[EXERCISE REQUIREMENTS]:
Below are entries to be transcribed exactly; exclude the pictures from the copy.

[ITEMS]:
+--

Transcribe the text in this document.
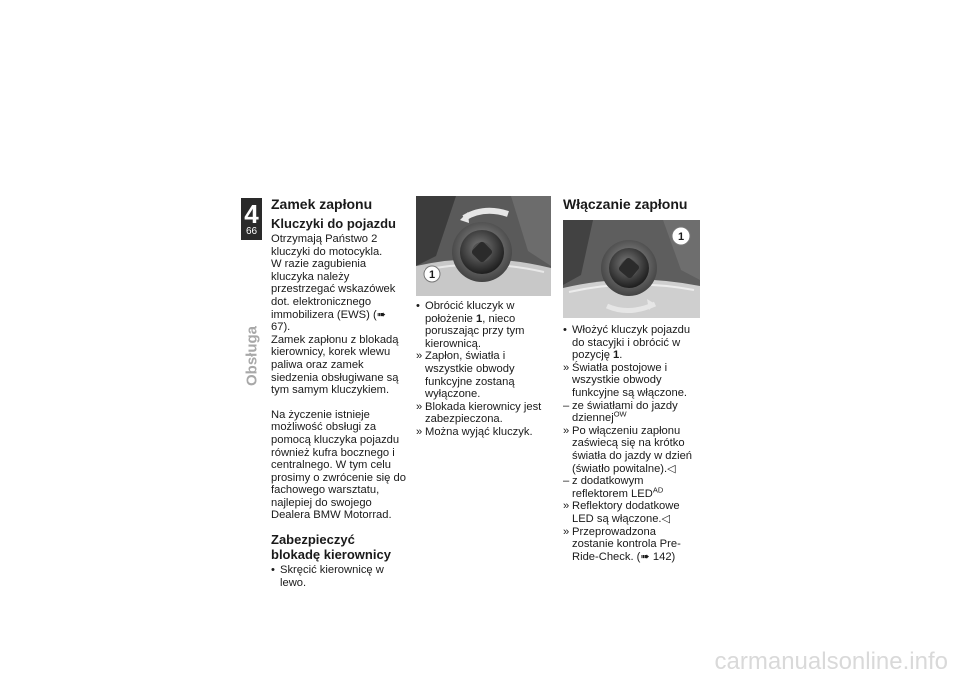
4
66
Obsługa
Zamek zapłonu
Kluczyki do pojazdu

Otrzymają Państwo 2 kluczyki do motocykla.

W razie zagubienia kluczyka należy przestrzegać wskazówek dot. elektronicznego immobilizera (EWS) (➠ 67).

Zamek zapłonu z blokadą kierownicy, korek wlewu paliwa oraz zamek siedzenia obsługiwane są tym samym kluczykiem.

Na życzenie istnieje możliwość obsługi za pomocą kluczyka pojazdu również kufra bocznego i centralnego. W tym celu prosimy o zwrócenie się do fachowego warsztatu, najlepiej do swojego Dealera BMW Motorrad.

Zabezpieczyć blokadę kierownicy
• Skręcić kierownicę w lewo.
1
• Obrócić kluczyk w położenie 1, nieco poruszając przy tym kierownicą.
» Zapłon, światła i wszystkie obwody funkcyjne zostaną wyłączone.
» Blokada kierownicy jest zabezpieczona.
» Można wyjąć kluczyk.
Włączanie zapłonu
1
• Włożyć kluczyk pojazdu do stacyjki i obrócić w pozycję 1.
» Światła postojowe i wszystkie obwody funkcyjne są włączone.
– ze światłami do jazdy dziennej$^{OW}$
» Po włączeniu zapłonu zaświecą się na krótko światła do jazdy w dzień (światło powitalne).◁
– z dodatkowym reflektorem $LED^{AD}$
» Reflektory dodatkowe LED są włączone.◁
» Przeprowadzona zostanie kontrola Pre-Ride-Check. (➠ 142)
carmanualsonline.info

+--

[TASK ANSWER]:
Transcribe the text in this document.
4
66
Obsługa
Zamek zapłonu
Kluczyki do pojazdu

Otrzymają Państwo 2 kluczyki do motocykla.

W razie zagubienia kluczyka należy przestrzegać wskazówek dot. elektronicznego immobilizera (EWS) (➠ 67).

Zamek zapłonu z blokadą kierownicy, korek wlewu paliwa oraz zamek siedzenia obsługiwane są tym samym kluczykiem.

Na życzenie istnieje możliwość obsługi za pomocą kluczyka pojazdu również kufra bocznego i centralnego. W tym celu prosimy o zwrócenie się do fachowego warsztatu, najlepiej do swojego Dealera BMW Motorrad.

Zabezpieczyć blokadę kierownicy
• Skręcić kierownicę w lewo.
1
• Obrócić kluczyk w położenie 1, nieco poruszając przy tym kierownicą.
» Zapłon, światła i wszystkie obwody funkcyjne zostaną wyłączone.
» Blokada kierownicy jest zabezpieczona.
» Można wyjąć kluczyk.
Włączanie zapłonu
1
• Włożyć kluczyk pojazdu do stacyjki i obrócić w pozycję 1.
» Światła postojowe i wszystkie obwody funkcyjne są włączone.
– ze światłami do jazdy dziennej$^{OW}$
» Po włączeniu zapłonu zaświecą się na krótko światła do jazdy w dzień (światło powitalne).◁
– z dodatkowym reflektorem $LED^{AD}$
» Reflektory dodatkowe LED są włączone.◁
» Przeprowadzona zostanie kontrola Pre-Ride-Check. (➠ 142)
carmanualsonline.info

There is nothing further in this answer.